* [Exercise]: Reproduce every one of the records below word for word.

**** Records for this task ****

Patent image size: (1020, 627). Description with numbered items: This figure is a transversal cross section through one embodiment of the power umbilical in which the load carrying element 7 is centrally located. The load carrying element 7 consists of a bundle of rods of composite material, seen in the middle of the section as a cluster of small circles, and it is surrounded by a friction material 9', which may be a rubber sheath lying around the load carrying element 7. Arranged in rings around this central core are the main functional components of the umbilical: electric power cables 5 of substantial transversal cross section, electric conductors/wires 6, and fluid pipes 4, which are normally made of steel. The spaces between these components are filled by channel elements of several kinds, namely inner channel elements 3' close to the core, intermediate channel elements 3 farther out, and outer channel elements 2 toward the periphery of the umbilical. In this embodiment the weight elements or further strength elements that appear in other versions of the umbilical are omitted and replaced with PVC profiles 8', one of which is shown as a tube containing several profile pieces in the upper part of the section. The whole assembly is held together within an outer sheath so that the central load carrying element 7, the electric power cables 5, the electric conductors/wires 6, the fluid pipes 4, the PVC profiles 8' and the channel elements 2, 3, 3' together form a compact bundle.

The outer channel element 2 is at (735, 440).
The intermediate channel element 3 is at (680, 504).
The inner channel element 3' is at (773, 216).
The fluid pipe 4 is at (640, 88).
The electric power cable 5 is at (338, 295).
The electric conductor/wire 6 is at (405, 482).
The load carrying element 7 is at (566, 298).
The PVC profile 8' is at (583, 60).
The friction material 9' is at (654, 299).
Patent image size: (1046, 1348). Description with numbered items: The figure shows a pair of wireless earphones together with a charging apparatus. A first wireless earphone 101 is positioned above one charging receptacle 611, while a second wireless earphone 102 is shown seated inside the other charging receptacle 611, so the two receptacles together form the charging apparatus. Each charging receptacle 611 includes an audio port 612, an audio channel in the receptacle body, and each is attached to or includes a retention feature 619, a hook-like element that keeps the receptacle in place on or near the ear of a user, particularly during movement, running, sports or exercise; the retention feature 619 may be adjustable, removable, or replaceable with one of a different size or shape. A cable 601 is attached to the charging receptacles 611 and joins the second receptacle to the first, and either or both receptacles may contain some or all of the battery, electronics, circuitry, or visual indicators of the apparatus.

****

* [Answer to the task]:
Patent image size: (1020, 627). Description with numbered items: This figure is a transversal cross section through one embodiment of the power umbilical in which the load carrying element 7 is centrally located. The load carrying element 7 consists of a bundle of rods of composite material, seen in the middle of the section as a cluster of small circles, and it is surrounded by a friction material 9', which may be a rubber sheath lying around the load carrying element 7. Arranged in rings around this central core are the main functional components of the umbilical: electric power cables 5 of substantial transversal cross section, electric conductors/wires 6, and fluid pipes 4, which are normally made of steel. The spaces between these components are filled by channel elements of several kinds, namely inner channel elements 3' close to the core, intermediate channel elements 3 farther out, and outer channel elements 2 toward the periphery of the umbilical. In this embodiment the weight elements or further strength elements that appear in other versions of the umbilical are omitted and replaced with PVC profiles 8', one of which is shown as a tube containing several profile pieces in the upper part of the section. The whole assembly is held together within an outer sheath so that the central load carrying element 7, the electric power cables 5, the electric conductors/wires 6, the fluid pipes 4, the PVC profiles 8' and the channel elements 2, 3, 3' together form a compact bundle.

The outer channel element 2 is at (735, 440).
The intermediate channel element 3 is at (680, 504).
The inner channel element 3' is at (773, 216).
The fluid pipe 4 is at (640, 88).
The electric power cable 5 is at (338, 295).
The electric conductor/wire 6 is at (405, 482).
The load carrying element 7 is at (566, 298).
The PVC profile 8' is at (583, 60).
The friction material 9' is at (654, 299).
Patent image size: (1046, 1348). Description with numbered items: The figure shows a pair of wireless earphones together with a charging apparatus. A first wireless earphone 101 is positioned above one charging receptacle 611, while a second wireless earphone 102 is shown seated inside the other charging receptacle 611, so the two receptacles together form the charging apparatus. Each charging receptacle 611 includes an audio port 612, an audio channel in the receptacle body, and each is attached to or includes a retention feature 619, a hook-like element that keeps the receptacle in place on or near the ear of a user, particularly during movement, running, sports or exercise; the retention feature 619 may be adjustable, removable, or replaceable with one of a different size or shape. A cable 601 is attached to the charging receptacles 611 and joins the second receptacle to the first, and either or both receptacles may contain some or all of the battery, electronics, circuitry, or visual indicators of the apparatus.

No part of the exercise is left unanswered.